» The request
Note each line that includes the word "uchun". Copy those lines.

/---

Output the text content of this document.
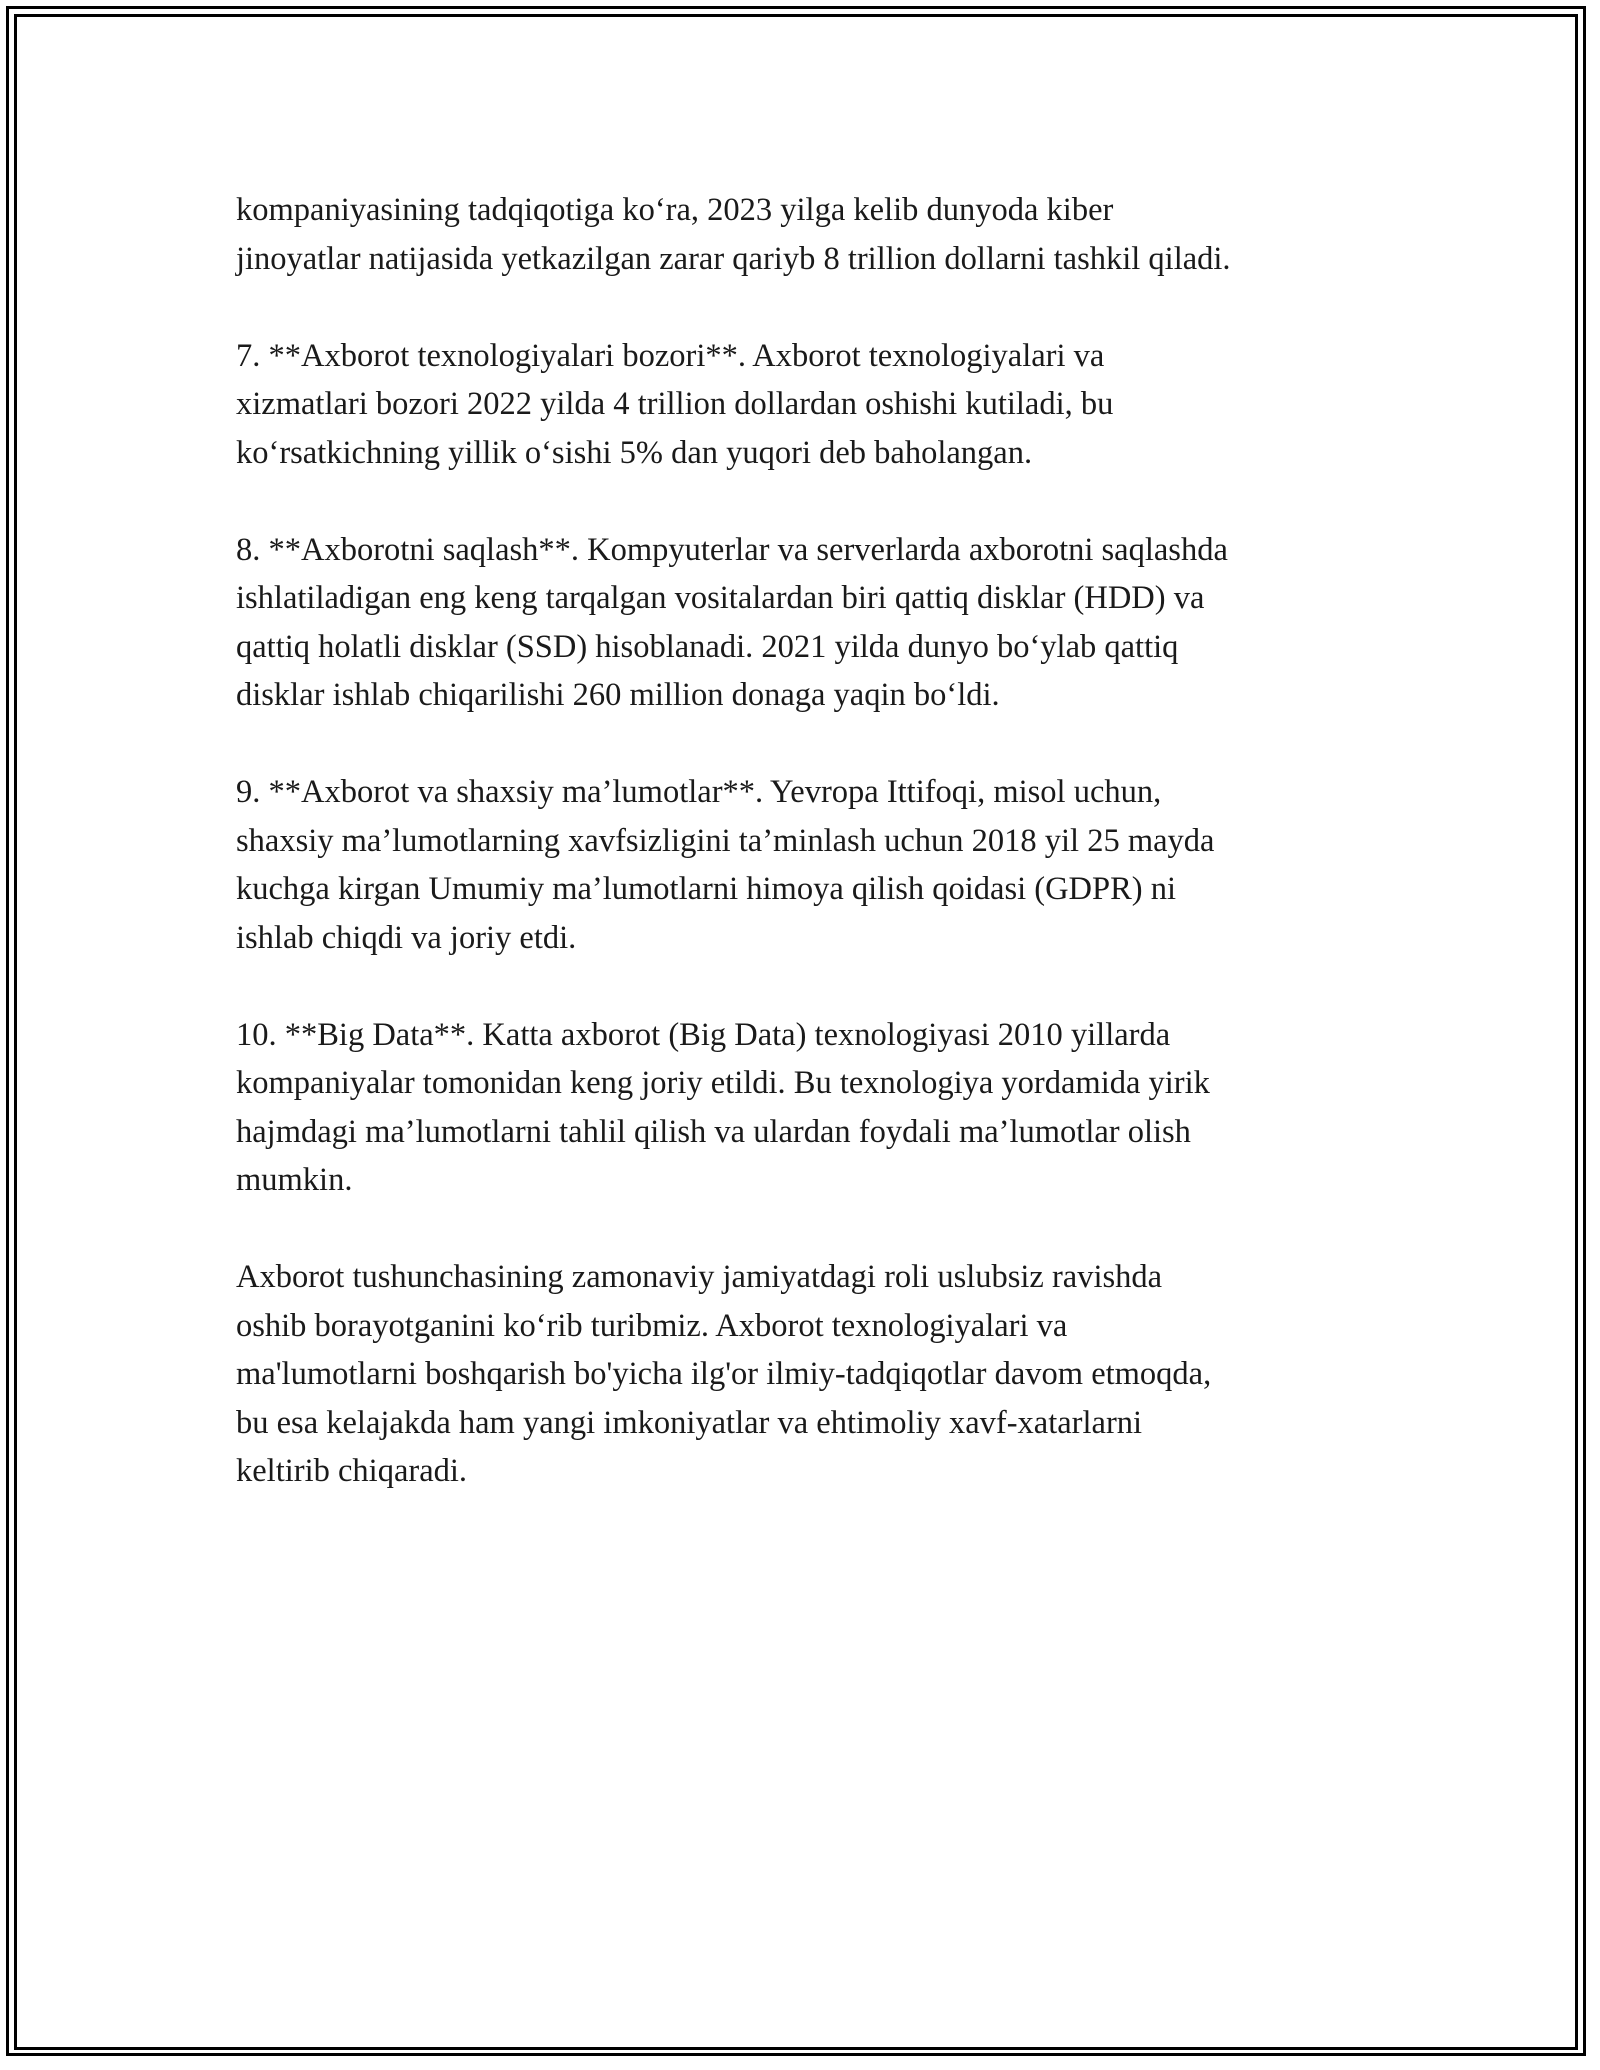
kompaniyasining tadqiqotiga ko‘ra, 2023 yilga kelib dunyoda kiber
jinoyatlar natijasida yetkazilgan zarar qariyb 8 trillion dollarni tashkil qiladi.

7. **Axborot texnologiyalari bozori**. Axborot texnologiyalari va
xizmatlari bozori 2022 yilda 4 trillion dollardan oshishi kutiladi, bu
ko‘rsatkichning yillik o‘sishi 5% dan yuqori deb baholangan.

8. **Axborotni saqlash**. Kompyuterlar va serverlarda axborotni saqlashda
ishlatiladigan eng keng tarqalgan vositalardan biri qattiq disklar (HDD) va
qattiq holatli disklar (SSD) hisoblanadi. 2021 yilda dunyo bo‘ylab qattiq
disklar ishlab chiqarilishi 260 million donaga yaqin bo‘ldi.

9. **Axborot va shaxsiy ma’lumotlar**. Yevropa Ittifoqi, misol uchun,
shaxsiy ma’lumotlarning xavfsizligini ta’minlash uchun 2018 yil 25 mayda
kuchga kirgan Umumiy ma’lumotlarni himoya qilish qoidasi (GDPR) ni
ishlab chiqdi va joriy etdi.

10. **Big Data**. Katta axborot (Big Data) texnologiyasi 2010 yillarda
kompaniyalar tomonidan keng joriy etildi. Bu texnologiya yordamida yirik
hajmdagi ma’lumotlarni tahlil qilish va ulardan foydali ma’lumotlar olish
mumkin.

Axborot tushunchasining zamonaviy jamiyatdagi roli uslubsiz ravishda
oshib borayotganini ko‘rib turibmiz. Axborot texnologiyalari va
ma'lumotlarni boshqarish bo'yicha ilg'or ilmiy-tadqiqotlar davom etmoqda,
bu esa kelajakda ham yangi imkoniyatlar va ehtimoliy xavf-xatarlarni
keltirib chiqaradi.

\---

» Output for this task
9. **Axborot va shaxsiy ma’lumotlar**. Yevropa Ittifoqi, misol uchun,
shaxsiy ma’lumotlarning xavfsizligini ta’minlash uchun 2018 yil 25 mayda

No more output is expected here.